(Task instructions) Images appear in the records below; leave them out and repeat everything else exactly.
━━━━━━━━━━
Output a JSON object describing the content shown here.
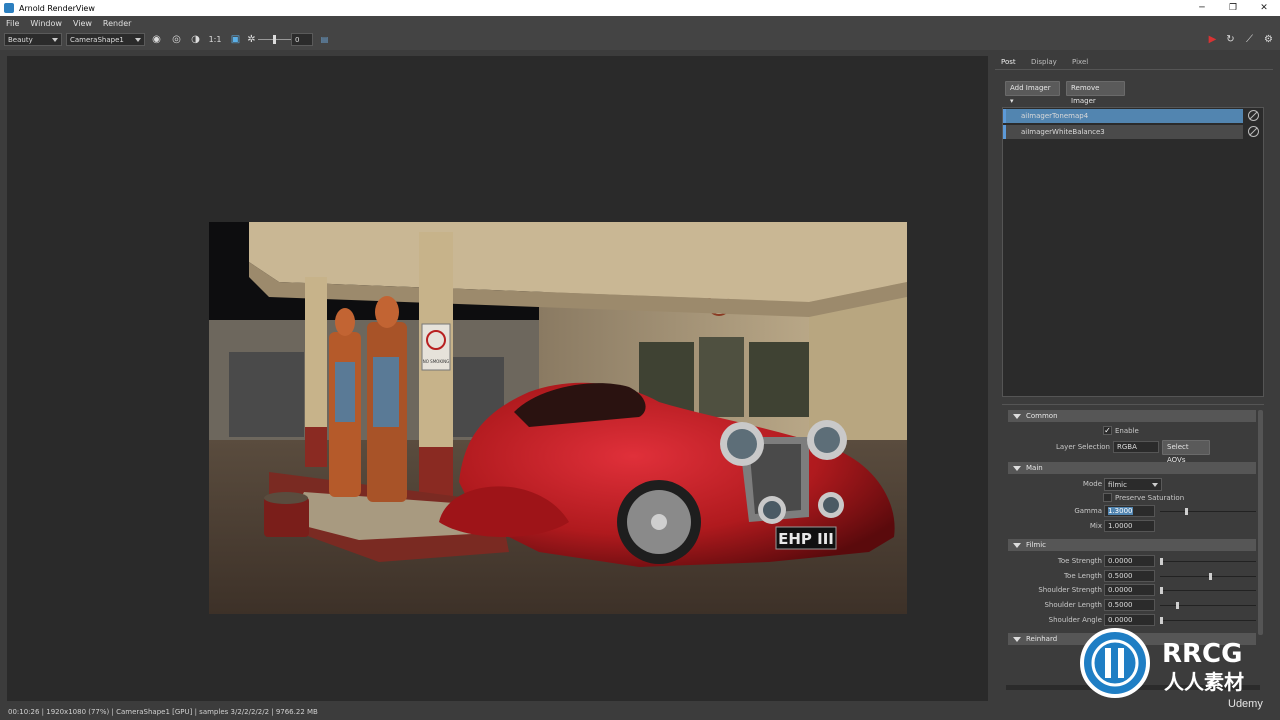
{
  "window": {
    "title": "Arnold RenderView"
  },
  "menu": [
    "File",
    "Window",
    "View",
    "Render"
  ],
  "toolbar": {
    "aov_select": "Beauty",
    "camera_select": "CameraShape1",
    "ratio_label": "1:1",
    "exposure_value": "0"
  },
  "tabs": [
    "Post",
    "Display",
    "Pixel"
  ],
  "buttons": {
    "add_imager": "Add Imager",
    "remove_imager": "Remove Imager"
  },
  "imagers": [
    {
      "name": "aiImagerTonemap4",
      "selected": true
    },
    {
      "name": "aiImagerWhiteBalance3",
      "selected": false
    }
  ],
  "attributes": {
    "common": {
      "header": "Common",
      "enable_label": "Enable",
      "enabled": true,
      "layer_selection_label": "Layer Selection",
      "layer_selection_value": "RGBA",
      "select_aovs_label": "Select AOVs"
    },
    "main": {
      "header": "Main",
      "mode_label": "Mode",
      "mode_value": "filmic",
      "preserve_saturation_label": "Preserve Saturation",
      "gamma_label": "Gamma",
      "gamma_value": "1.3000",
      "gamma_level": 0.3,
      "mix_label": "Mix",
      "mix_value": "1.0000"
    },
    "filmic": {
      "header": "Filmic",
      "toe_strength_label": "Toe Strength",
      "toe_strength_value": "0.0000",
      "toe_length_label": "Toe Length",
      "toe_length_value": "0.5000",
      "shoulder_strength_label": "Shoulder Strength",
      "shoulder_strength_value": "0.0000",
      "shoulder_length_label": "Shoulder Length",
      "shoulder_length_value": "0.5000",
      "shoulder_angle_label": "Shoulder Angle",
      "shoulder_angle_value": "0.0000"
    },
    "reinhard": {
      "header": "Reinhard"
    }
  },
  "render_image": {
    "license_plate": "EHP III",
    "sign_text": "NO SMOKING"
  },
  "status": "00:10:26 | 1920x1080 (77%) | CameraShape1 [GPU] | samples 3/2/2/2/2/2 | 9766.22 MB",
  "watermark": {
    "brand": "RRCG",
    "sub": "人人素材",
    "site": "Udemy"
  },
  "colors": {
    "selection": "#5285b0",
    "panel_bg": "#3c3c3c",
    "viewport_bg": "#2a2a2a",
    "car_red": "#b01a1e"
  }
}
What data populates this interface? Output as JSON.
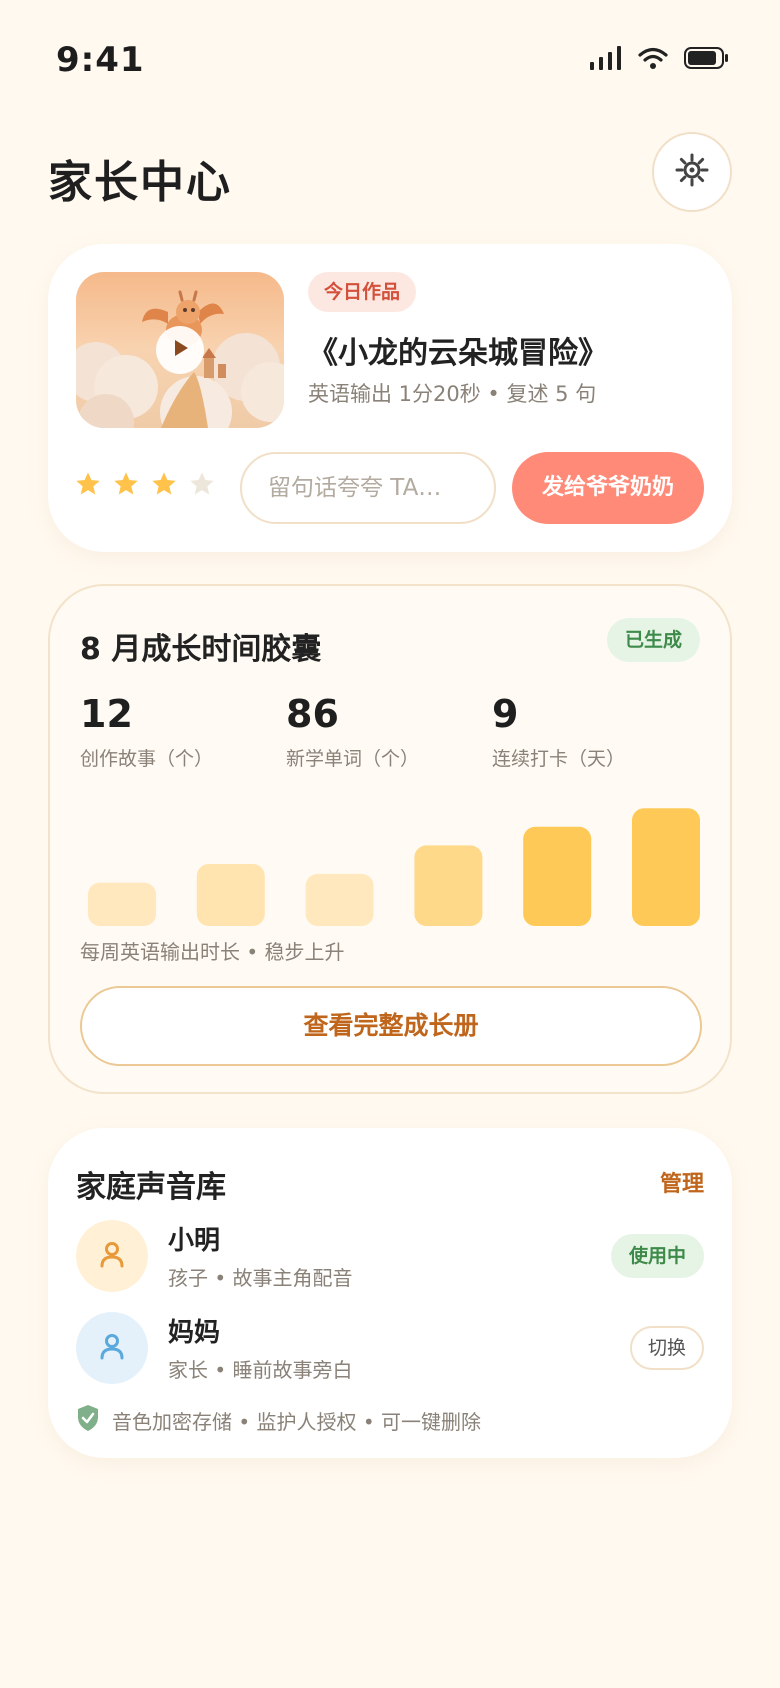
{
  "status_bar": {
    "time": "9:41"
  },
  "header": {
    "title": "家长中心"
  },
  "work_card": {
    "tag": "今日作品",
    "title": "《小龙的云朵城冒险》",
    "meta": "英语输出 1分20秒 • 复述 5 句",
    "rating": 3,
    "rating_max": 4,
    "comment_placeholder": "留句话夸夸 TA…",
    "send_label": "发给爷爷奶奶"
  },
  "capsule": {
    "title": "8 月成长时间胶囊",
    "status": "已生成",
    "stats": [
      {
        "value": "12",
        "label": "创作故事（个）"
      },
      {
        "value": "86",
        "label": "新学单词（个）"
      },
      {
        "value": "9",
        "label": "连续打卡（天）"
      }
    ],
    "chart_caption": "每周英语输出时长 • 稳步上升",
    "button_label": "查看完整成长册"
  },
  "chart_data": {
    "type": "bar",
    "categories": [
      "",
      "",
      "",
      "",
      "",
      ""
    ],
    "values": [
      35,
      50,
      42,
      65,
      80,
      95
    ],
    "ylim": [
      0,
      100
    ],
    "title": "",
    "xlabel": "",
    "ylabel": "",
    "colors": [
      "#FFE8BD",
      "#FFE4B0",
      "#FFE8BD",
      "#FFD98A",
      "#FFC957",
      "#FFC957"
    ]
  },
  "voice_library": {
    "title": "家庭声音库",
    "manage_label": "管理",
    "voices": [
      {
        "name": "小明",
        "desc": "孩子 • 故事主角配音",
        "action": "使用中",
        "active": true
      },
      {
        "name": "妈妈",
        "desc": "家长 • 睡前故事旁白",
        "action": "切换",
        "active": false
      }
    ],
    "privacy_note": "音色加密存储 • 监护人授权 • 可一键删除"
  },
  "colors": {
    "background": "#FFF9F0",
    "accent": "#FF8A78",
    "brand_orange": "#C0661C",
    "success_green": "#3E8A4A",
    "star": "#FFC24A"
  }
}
━━━━━━━━━━
(Correct answer)
Output a JSON object describing the content shown here.
{
  "window": {
    "title": "Arnold RenderView"
  },
  "menu": [
    "File",
    "Window",
    "View",
    "Render"
  ],
  "toolbar": {
    "aov_select": "Beauty",
    "camera_select": "CameraShape1",
    "ratio_label": "1:1",
    "exposure_value": "0"
  },
  "tabs": [
    "Post",
    "Display",
    "Pixel"
  ],
  "buttons": {
    "add_imager": "Add Imager",
    "remove_imager": "Remove Imager"
  },
  "imagers": [
    {
      "name": "aiImagerTonemap4",
      "selected": true
    },
    {
      "name": "aiImagerWhiteBalance3",
      "selected": false
    }
  ],
  "attributes": {
    "common": {
      "header": "Common",
      "enable_label": "Enable",
      "enabled": true,
      "layer_selection_label": "Layer Selection",
      "layer_selection_value": "RGBA",
      "select_aovs_label": "Select AOVs"
    },
    "main": {
      "header": "Main",
      "mode_label": "Mode",
      "mode_value": "filmic",
      "preserve_saturation_label": "Preserve Saturation",
      "gamma_label": "Gamma",
      "gamma_value": "1.3000",
      "gamma_level": 0.3,
      "mix_label": "Mix",
      "mix_value": "1.0000"
    },
    "filmic": {
      "header": "Filmic",
      "toe_strength_label": "Toe Strength",
      "toe_strength_value": "0.0000",
      "toe_length_label": "Toe Length",
      "toe_length_value": "0.5000",
      "shoulder_strength_label": "Shoulder Strength",
      "shoulder_strength_value": "0.0000",
      "shoulder_length_label": "Shoulder Length",
      "shoulder_length_value": "0.5000",
      "shoulder_angle_label": "Shoulder Angle",
      "shoulder_angle_value": "0.0000"
    },
    "reinhard": {
      "header": "Reinhard"
    }
  },
  "render_image": {
    "license_plate": "EHP III",
    "sign_text": "NO SMOKING"
  },
  "status": "00:10:26 | 1920x1080 (77%) | CameraShape1 [GPU] | samples 3/2/2/2/2/2 | 9766.22 MB",
  "watermark": {
    "brand": "RRCG",
    "sub": "人人素材",
    "site": "Udemy"
  },
  "colors": {
    "selection": "#5285b0",
    "panel_bg": "#3c3c3c",
    "viewport_bg": "#2a2a2a",
    "car_red": "#b01a1e"
  }
}
What data populates this interface? Output as JSON.
{
  "status_bar": {
    "time": "9:41"
  },
  "header": {
    "title": "家长中心"
  },
  "work_card": {
    "tag": "今日作品",
    "title": "《小龙的云朵城冒险》",
    "meta": "英语输出 1分20秒 • 复述 5 句",
    "rating": 3,
    "rating_max": 4,
    "comment_placeholder": "留句话夸夸 TA…",
    "send_label": "发给爷爷奶奶"
  },
  "capsule": {
    "title": "8 月成长时间胶囊",
    "status": "已生成",
    "stats": [
      {
        "value": "12",
        "label": "创作故事（个）"
      },
      {
        "value": "86",
        "label": "新学单词（个）"
      },
      {
        "value": "9",
        "label": "连续打卡（天）"
      }
    ],
    "chart_caption": "每周英语输出时长 • 稳步上升",
    "button_label": "查看完整成长册"
  },
  "chart_data": {
    "type": "bar",
    "categories": [
      "",
      "",
      "",
      "",
      "",
      ""
    ],
    "values": [
      35,
      50,
      42,
      65,
      80,
      95
    ],
    "ylim": [
      0,
      100
    ],
    "title": "",
    "xlabel": "",
    "ylabel": "",
    "colors": [
      "#FFE8BD",
      "#FFE4B0",
      "#FFE8BD",
      "#FFD98A",
      "#FFC957",
      "#FFC957"
    ]
  },
  "voice_library": {
    "title": "家庭声音库",
    "manage_label": "管理",
    "voices": [
      {
        "name": "小明",
        "desc": "孩子 • 故事主角配音",
        "action": "使用中",
        "active": true
      },
      {
        "name": "妈妈",
        "desc": "家长 • 睡前故事旁白",
        "action": "切换",
        "active": false
      }
    ],
    "privacy_note": "音色加密存储 • 监护人授权 • 可一键删除"
  },
  "colors": {
    "background": "#FFF9F0",
    "accent": "#FF8A78",
    "brand_orange": "#C0661C",
    "success_green": "#3E8A4A",
    "star": "#FFC24A"
  }
}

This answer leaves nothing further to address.